### Written exercise
Transcribe every line of the listing below without any deviation.

### Material for this exercise

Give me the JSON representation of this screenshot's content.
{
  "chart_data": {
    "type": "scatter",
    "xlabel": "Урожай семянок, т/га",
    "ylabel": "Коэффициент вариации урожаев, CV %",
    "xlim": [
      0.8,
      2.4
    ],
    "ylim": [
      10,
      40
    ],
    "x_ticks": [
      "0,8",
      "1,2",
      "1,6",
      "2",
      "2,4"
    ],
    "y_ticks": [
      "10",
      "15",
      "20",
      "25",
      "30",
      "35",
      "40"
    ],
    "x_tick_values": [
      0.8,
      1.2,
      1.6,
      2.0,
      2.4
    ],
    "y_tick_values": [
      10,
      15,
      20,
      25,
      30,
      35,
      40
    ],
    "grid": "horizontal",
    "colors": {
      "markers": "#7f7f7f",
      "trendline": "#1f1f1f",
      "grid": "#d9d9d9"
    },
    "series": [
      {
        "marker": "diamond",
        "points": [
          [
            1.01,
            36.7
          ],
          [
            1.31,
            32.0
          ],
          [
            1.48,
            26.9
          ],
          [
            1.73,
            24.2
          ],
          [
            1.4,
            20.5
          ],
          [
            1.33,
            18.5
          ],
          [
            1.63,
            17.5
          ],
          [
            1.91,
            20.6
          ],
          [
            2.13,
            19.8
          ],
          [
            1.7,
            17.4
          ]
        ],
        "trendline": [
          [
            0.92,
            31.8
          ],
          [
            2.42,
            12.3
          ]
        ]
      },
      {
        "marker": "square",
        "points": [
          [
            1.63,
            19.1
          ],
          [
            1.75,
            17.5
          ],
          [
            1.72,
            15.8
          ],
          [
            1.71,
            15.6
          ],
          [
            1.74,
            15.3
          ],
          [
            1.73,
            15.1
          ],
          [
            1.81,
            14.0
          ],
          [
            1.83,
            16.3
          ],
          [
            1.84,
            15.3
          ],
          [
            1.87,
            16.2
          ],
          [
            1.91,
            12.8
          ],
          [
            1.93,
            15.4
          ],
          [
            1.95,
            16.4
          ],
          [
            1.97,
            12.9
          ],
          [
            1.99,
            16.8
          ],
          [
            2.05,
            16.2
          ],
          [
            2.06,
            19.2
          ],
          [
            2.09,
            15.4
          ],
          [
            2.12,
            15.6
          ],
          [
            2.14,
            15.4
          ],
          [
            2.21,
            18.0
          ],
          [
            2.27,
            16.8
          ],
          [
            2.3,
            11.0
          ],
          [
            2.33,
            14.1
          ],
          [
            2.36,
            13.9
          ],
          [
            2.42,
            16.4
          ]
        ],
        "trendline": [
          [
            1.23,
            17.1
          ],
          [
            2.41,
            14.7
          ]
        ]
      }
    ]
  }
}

### Exercise result
Give me the JSON representation of this screenshot's content.
{
  "chart_data": {
    "type": "scatter",
    "xlabel": "Урожай семянок, т/га",
    "ylabel": "Коэффициент вариации урожаев, CV %",
    "xlim": [
      0.8,
      2.4
    ],
    "ylim": [
      10,
      40
    ],
    "x_ticks": [
      "0,8",
      "1,2",
      "1,6",
      "2",
      "2,4"
    ],
    "y_ticks": [
      "10",
      "15",
      "20",
      "25",
      "30",
      "35",
      "40"
    ],
    "x_tick_values": [
      0.8,
      1.2,
      1.6,
      2.0,
      2.4
    ],
    "y_tick_values": [
      10,
      15,
      20,
      25,
      30,
      35,
      40
    ],
    "grid": "horizontal",
    "colors": {
      "markers": "#7f7f7f",
      "trendline": "#1f1f1f",
      "grid": "#d9d9d9"
    },
    "series": [
      {
        "marker": "diamond",
        "points": [
          [
            1.01,
            36.7
          ],
          [
            1.31,
            32.0
          ],
          [
            1.48,
            26.9
          ],
          [
            1.73,
            24.2
          ],
          [
            1.4,
            20.5
          ],
          [
            1.33,
            18.5
          ],
          [
            1.63,
            17.5
          ],
          [
            1.91,
            20.6
          ],
          [
            2.13,
            19.8
          ],
          [
            1.7,
            17.4
          ]
        ],
        "trendline": [
          [
            0.92,
            31.8
          ],
          [
            2.42,
            12.3
          ]
        ]
      },
      {
        "marker": "square",
        "points": [
          [
            1.63,
            19.1
          ],
          [
            1.75,
            17.5
          ],
          [
            1.72,
            15.8
          ],
          [
            1.71,
            15.6
          ],
          [
            1.74,
            15.3
          ],
          [
            1.73,
            15.1
          ],
          [
            1.81,
            14.0
          ],
          [
            1.83,
            16.3
          ],
          [
            1.84,
            15.3
          ],
          [
            1.87,
            16.2
          ],
          [
            1.91,
            12.8
          ],
          [
            1.93,
            15.4
          ],
          [
            1.95,
            16.4
          ],
          [
            1.97,
            12.9
          ],
          [
            1.99,
            16.8
          ],
          [
            2.05,
            16.2
          ],
          [
            2.06,
            19.2
          ],
          [
            2.09,
            15.4
          ],
          [
            2.12,
            15.6
          ],
          [
            2.14,
            15.4
          ],
          [
            2.21,
            18.0
          ],
          [
            2.27,
            16.8
          ],
          [
            2.3,
            11.0
          ],
          [
            2.33,
            14.1
          ],
          [
            2.36,
            13.9
          ],
          [
            2.42,
            16.4
          ]
        ],
        "trendline": [
          [
            1.23,
            17.1
          ],
          [
            2.41,
            14.7
          ]
        ]
      }
    ]
  }
}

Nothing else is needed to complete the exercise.